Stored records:
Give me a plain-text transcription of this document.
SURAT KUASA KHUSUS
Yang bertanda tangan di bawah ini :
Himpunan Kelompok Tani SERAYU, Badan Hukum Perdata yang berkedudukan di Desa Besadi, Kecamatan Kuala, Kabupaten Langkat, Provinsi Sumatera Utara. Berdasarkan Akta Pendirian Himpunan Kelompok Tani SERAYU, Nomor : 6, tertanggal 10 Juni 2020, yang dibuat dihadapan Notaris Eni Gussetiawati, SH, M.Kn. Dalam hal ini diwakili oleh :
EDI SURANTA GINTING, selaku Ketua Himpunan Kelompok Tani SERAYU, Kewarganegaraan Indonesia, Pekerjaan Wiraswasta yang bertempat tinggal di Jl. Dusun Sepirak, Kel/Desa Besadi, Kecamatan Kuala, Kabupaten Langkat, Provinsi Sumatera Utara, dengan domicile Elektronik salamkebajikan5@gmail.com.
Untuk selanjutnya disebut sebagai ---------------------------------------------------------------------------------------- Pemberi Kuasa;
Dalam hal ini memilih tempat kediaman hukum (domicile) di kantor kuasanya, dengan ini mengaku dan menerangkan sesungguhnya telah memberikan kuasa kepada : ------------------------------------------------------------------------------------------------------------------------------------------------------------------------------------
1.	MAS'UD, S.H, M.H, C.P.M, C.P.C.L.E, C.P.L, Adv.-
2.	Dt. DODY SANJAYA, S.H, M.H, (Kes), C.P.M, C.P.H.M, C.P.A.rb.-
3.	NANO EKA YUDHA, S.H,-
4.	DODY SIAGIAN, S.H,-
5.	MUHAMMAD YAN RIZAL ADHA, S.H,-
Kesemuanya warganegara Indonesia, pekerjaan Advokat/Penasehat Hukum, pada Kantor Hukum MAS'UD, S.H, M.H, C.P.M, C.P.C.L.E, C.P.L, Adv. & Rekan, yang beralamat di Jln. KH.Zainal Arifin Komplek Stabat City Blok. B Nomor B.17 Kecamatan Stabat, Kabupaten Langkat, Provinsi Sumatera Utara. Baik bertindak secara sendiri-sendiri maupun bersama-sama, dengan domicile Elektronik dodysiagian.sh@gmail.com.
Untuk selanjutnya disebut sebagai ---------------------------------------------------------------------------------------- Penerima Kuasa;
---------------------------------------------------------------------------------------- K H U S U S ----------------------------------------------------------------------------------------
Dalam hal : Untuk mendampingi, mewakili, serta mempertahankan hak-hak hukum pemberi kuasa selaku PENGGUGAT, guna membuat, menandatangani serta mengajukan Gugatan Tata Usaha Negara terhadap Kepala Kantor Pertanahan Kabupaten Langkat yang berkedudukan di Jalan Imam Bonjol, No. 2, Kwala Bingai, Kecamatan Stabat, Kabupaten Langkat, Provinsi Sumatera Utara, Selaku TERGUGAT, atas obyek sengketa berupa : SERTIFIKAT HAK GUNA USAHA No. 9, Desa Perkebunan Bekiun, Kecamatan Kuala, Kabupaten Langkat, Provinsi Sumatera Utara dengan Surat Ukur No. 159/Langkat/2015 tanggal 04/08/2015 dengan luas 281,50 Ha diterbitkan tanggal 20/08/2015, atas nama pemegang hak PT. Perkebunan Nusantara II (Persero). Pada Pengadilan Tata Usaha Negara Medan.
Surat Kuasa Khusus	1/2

→ Short task:
Pull out all lines containing "SERAYU".

→ Correct result:
Himpunan Kelompok Tani SERAYU, Badan Hukum Perdata yang berkedudukan di Desa Besadi, Kecamatan Kuala, Kabupaten Langkat, Provinsi Sumatera Utara. Berdasarkan Akta Pendirian Himpunan Kelompok Tani SERAYU, Nomor : 6, tertanggal 10 Juni 2020, yang dibuat dihadapan Notaris Eni Gussetiawati, SH, M.Kn. Dalam hal ini diwakili oleh :
EDI SURANTA GINTING, selaku Ketua Himpunan Kelompok Tani SERAYU, Kewarganegaraan Indonesia, Pekerjaan Wiraswasta yang bertempat tinggal di Jl. Dusun Sepirak, Kel/Desa Besadi, Kecamatan Kuala, Kabupaten Langkat, Provinsi Sumatera Utara, dengan domicile Elektronik salamkebajikan5@gmail.com.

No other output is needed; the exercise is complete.